• **RECORDS SUPPLIED**
start
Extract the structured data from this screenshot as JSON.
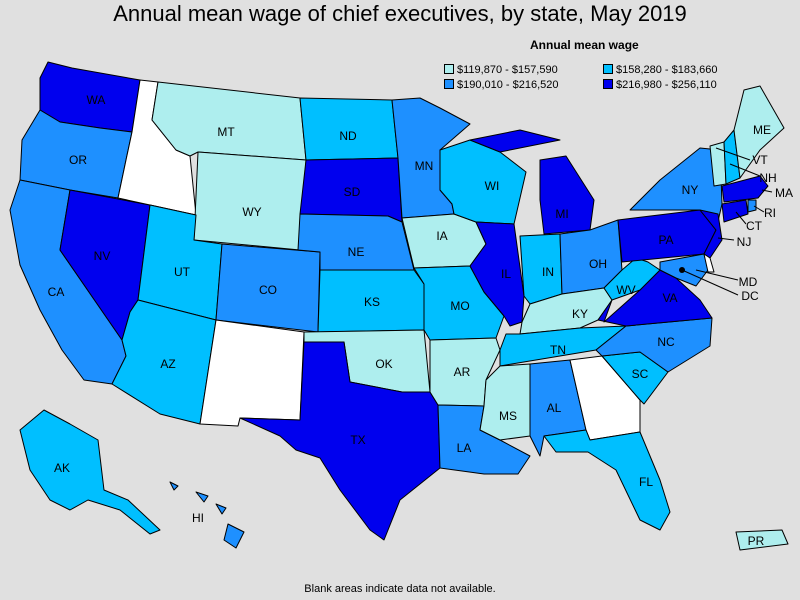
{
  "title": "Annual mean wage of chief executives, by state, May 2019",
  "legend": {
    "title": "Annual mean wage",
    "items": [
      {
        "label": "$119,870 - $157,590",
        "color": "#aeeeee"
      },
      {
        "label": "$158,280 - $183,660",
        "color": "#00bfff"
      },
      {
        "label": "$190,010 - $216,520",
        "color": "#1e90ff"
      },
      {
        "label": "$216,980 - $256,110",
        "color": "#0000ee"
      }
    ]
  },
  "footnote": "Blank areas indicate data not available.",
  "colors": {
    "background": "#e0e0e0",
    "no_data": "#ffffff",
    "tier1": "#aeeeee",
    "tier2": "#00bfff",
    "tier3": "#1e90ff",
    "tier4": "#0000ee"
  },
  "states": {
    "WA": {
      "label": "WA",
      "tier": 4
    },
    "OR": {
      "label": "OR",
      "tier": 3
    },
    "CA": {
      "label": "CA",
      "tier": 3
    },
    "NV": {
      "label": "NV",
      "tier": 4
    },
    "ID": {
      "label": "",
      "tier": 0
    },
    "MT": {
      "label": "MT",
      "tier": 1
    },
    "WY": {
      "label": "WY",
      "tier": 1
    },
    "UT": {
      "label": "UT",
      "tier": 2
    },
    "AZ": {
      "label": "AZ",
      "tier": 2
    },
    "CO": {
      "label": "CO",
      "tier": 3
    },
    "NM": {
      "label": "",
      "tier": 0
    },
    "ND": {
      "label": "ND",
      "tier": 2
    },
    "SD": {
      "label": "SD",
      "tier": 4
    },
    "NE": {
      "label": "NE",
      "tier": 3
    },
    "KS": {
      "label": "KS",
      "tier": 2
    },
    "OK": {
      "label": "OK",
      "tier": 1
    },
    "TX": {
      "label": "TX",
      "tier": 4
    },
    "MN": {
      "label": "MN",
      "tier": 3
    },
    "IA": {
      "label": "IA",
      "tier": 1
    },
    "MO": {
      "label": "MO",
      "tier": 2
    },
    "AR": {
      "label": "AR",
      "tier": 1
    },
    "LA": {
      "label": "LA",
      "tier": 3
    },
    "WI": {
      "label": "WI",
      "tier": 2
    },
    "IL": {
      "label": "IL",
      "tier": 4
    },
    "MI": {
      "label": "MI",
      "tier": 4
    },
    "IN": {
      "label": "IN",
      "tier": 2
    },
    "OH": {
      "label": "OH",
      "tier": 3
    },
    "KY": {
      "label": "KY",
      "tier": 1
    },
    "TN": {
      "label": "TN",
      "tier": 2
    },
    "MS": {
      "label": "MS",
      "tier": 1
    },
    "AL": {
      "label": "AL",
      "tier": 3
    },
    "GA": {
      "label": "",
      "tier": 0
    },
    "FL": {
      "label": "FL",
      "tier": 2
    },
    "SC": {
      "label": "SC",
      "tier": 2
    },
    "NC": {
      "label": "NC",
      "tier": 3
    },
    "VA": {
      "label": "VA",
      "tier": 4
    },
    "WV": {
      "label": "WV",
      "tier": 2
    },
    "PA": {
      "label": "PA",
      "tier": 4
    },
    "NY": {
      "label": "NY",
      "tier": 3
    },
    "VT": {
      "label": "VT",
      "tier": 1
    },
    "NH": {
      "label": "NH",
      "tier": 2
    },
    "ME": {
      "label": "ME",
      "tier": 1
    },
    "MA": {
      "label": "MA",
      "tier": 4
    },
    "RI": {
      "label": "RI",
      "tier": 3
    },
    "CT": {
      "label": "CT",
      "tier": 4
    },
    "NJ": {
      "label": "NJ",
      "tier": 4
    },
    "DE": {
      "label": "",
      "tier": 0
    },
    "MD": {
      "label": "MD",
      "tier": 3
    },
    "DC": {
      "label": "DC",
      "tier": 0
    },
    "AK": {
      "label": "AK",
      "tier": 2
    },
    "HI": {
      "label": "HI",
      "tier": 3
    },
    "PR": {
      "label": "PR",
      "tier": 1
    }
  }
}
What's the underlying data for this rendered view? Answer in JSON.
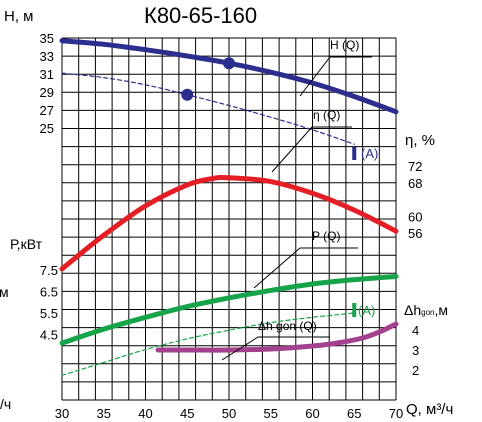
end
• **WRITTEN REQUEST**
Read the entries above, then pull out the lines that include "title".

• **EXERCISE RESPONSE**
  "title": "Annual mean wage of chief executives, by state, May 2019",
    "title": "Annual mean wage",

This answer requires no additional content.